# RECORDS SHOWN
--- START ---
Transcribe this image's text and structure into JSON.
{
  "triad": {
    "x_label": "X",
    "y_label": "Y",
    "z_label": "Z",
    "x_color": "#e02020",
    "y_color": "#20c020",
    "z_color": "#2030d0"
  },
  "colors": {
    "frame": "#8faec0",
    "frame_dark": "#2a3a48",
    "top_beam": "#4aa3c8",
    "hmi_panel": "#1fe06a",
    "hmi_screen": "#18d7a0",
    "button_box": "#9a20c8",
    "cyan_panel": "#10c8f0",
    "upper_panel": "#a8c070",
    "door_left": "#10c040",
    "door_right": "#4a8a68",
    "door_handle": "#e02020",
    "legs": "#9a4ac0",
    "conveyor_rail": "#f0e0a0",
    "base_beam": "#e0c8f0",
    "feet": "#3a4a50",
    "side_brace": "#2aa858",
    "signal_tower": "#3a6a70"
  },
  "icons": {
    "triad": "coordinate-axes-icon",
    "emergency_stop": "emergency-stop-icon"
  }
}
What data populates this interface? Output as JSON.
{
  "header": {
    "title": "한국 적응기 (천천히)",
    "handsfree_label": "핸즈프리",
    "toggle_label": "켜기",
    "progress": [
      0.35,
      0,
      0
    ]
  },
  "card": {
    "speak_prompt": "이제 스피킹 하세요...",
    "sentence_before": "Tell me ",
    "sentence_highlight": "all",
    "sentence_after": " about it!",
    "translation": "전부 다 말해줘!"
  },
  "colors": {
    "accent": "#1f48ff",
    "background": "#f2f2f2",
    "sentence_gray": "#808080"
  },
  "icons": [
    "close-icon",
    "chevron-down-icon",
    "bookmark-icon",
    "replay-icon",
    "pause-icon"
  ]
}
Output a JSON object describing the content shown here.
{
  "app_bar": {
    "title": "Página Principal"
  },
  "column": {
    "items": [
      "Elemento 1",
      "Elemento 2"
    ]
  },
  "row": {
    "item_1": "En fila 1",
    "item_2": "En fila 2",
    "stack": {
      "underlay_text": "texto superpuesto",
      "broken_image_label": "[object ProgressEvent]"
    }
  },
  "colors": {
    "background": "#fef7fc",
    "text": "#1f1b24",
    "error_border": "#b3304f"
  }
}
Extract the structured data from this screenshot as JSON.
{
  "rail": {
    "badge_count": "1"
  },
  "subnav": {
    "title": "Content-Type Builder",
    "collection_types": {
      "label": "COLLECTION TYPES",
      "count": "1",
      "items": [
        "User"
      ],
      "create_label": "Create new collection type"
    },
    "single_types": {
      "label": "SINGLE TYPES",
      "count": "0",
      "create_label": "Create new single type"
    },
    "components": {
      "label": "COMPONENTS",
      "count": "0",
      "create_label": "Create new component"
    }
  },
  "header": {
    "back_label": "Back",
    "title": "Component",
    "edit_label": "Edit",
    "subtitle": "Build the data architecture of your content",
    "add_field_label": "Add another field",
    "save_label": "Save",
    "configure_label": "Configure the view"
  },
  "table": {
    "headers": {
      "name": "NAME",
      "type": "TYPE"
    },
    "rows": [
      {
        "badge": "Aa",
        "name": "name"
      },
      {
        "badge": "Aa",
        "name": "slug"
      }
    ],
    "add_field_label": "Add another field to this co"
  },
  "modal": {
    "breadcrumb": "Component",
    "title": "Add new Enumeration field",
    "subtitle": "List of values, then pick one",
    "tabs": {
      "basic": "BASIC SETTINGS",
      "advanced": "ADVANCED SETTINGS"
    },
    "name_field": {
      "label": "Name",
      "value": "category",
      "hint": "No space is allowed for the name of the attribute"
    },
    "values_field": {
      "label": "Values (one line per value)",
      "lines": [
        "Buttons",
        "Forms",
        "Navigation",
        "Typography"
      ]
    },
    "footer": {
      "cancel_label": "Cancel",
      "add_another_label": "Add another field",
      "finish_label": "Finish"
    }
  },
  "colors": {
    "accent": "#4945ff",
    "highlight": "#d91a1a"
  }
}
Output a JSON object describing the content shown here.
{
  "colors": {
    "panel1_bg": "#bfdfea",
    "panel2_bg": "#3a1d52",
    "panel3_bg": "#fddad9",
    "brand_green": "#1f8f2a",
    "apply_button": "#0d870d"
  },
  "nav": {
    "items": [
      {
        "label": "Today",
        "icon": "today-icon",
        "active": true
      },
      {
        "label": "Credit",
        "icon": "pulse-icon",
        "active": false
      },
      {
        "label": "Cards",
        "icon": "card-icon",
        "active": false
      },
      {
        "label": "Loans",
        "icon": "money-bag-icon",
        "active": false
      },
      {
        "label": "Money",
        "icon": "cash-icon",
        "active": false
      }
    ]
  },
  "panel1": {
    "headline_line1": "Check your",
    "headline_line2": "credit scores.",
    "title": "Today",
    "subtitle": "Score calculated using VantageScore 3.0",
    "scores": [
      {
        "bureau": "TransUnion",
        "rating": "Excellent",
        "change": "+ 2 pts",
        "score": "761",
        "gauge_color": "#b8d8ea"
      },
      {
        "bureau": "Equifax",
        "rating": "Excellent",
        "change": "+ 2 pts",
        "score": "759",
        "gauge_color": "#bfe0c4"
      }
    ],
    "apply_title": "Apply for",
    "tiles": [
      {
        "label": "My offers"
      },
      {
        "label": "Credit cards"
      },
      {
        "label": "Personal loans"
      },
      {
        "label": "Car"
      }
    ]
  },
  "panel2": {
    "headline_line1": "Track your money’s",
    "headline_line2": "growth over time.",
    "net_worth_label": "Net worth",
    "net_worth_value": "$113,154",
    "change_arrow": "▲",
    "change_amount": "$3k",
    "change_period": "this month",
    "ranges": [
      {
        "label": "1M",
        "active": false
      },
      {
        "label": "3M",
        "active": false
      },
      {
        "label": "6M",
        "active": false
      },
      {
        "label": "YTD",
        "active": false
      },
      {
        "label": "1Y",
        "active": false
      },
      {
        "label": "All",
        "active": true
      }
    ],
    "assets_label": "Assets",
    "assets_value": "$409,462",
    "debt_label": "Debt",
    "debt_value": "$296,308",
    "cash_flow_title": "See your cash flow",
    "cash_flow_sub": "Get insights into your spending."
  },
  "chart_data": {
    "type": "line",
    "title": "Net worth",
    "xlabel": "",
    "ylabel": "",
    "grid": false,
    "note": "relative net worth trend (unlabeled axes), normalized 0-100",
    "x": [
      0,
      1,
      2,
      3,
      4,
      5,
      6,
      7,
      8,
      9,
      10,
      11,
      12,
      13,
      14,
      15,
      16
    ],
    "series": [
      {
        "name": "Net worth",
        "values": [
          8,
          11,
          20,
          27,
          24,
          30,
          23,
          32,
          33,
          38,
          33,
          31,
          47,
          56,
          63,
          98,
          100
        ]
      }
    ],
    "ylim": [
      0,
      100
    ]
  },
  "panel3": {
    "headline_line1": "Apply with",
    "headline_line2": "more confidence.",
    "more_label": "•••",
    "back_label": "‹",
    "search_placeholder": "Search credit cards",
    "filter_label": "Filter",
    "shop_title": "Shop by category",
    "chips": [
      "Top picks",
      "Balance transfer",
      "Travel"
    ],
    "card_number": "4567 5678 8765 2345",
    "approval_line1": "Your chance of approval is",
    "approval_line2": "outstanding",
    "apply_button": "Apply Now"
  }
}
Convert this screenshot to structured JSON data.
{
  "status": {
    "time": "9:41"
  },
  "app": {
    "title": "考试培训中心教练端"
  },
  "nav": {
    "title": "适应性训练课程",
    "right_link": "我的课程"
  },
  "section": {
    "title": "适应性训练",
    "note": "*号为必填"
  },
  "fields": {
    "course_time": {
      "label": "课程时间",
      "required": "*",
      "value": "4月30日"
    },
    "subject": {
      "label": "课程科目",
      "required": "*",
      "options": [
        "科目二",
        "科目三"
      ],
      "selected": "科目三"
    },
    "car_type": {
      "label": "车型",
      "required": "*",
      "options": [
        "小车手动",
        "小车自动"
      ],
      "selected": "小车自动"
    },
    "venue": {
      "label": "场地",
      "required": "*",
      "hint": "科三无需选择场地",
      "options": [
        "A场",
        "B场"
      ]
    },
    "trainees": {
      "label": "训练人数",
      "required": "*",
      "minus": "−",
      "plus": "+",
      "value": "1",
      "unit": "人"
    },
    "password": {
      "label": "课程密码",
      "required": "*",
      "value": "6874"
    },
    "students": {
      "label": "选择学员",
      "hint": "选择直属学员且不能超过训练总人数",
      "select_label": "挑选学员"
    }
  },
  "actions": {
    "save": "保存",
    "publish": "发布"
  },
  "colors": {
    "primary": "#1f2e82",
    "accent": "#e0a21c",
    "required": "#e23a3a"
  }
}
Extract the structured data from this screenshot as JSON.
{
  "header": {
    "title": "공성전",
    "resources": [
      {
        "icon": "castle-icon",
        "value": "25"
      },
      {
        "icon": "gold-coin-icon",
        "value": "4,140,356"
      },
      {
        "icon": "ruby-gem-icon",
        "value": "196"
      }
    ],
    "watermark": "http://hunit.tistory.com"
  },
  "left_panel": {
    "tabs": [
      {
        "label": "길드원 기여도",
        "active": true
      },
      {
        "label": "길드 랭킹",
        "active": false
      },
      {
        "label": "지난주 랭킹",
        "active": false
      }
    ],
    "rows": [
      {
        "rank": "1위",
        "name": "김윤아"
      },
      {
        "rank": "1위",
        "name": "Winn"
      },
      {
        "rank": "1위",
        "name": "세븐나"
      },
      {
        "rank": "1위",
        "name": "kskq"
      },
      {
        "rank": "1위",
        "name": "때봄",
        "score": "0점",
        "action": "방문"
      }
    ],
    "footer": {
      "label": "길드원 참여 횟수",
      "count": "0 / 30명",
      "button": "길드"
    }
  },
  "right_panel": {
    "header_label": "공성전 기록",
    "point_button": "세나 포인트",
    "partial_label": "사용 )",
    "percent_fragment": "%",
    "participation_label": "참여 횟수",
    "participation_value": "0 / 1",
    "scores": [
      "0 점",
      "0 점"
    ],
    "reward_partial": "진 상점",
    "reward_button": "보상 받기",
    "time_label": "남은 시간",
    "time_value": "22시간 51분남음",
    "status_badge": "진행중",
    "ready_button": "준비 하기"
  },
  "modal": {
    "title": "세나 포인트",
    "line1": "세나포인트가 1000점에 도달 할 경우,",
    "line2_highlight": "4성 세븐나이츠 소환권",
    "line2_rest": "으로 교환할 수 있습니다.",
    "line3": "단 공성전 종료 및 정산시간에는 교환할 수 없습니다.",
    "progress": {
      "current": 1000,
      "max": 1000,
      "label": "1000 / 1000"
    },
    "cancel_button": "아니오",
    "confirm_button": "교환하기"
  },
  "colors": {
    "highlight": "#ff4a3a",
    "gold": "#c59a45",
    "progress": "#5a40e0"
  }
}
--- END ---
# CHALLENGE
Find all lines where the word "note" appears. Copy them.

# WORKED ANSWER
    "note": "relative net worth trend (unlabeled axes), normalized 0-100",
    "note": "*号为必填"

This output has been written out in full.